┌──

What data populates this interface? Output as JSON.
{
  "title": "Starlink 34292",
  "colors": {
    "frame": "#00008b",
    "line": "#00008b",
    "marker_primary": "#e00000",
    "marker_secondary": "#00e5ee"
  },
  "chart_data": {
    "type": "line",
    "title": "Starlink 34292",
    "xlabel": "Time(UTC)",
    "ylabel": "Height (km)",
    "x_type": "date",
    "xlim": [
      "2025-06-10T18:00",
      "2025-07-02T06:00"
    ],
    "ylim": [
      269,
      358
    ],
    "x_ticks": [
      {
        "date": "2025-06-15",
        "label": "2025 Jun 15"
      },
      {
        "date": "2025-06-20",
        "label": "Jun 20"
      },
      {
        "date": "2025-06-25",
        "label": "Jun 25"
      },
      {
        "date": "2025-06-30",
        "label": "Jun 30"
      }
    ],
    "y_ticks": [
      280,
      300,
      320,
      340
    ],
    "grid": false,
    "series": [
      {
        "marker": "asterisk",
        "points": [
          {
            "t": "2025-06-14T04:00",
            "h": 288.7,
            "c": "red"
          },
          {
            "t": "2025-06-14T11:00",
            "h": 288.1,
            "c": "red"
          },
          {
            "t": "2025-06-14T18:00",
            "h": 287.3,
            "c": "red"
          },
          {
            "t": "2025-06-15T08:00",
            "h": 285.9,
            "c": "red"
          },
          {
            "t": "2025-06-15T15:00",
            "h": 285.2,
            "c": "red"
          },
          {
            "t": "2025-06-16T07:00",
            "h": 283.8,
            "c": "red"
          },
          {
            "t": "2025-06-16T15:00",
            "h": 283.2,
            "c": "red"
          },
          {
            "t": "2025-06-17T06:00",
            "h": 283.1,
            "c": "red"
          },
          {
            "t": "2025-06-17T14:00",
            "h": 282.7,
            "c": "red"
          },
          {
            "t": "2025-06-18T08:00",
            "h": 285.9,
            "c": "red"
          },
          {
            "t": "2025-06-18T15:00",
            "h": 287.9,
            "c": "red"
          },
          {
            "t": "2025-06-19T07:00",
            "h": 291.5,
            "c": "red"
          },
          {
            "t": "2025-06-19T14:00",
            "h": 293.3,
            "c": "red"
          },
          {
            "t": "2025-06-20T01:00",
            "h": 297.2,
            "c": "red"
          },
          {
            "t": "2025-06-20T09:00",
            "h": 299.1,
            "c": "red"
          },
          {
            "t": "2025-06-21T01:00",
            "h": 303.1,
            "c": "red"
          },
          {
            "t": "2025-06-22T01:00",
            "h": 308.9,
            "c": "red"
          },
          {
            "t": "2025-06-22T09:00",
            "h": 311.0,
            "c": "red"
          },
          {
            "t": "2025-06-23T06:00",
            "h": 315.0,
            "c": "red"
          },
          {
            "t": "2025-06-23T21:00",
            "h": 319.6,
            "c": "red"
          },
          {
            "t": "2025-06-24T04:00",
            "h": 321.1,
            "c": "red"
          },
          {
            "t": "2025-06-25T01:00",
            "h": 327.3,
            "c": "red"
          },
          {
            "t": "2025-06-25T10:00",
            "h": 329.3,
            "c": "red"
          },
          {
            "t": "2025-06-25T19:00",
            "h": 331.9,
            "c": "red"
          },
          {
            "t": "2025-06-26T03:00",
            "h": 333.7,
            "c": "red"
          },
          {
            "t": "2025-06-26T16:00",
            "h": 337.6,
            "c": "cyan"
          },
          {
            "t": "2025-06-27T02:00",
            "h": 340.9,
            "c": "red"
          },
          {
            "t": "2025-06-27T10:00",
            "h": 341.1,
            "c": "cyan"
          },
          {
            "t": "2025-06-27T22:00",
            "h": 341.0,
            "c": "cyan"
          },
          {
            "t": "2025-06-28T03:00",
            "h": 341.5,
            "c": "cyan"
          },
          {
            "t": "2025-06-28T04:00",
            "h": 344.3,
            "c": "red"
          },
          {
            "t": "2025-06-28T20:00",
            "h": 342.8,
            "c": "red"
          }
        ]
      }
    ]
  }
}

└──

→ **Directive**
Lines that include the word "Starlink" are to be extracted from the data above.

→ **The output**
  "title": "Starlink 34292",
    "title": "Starlink 34292",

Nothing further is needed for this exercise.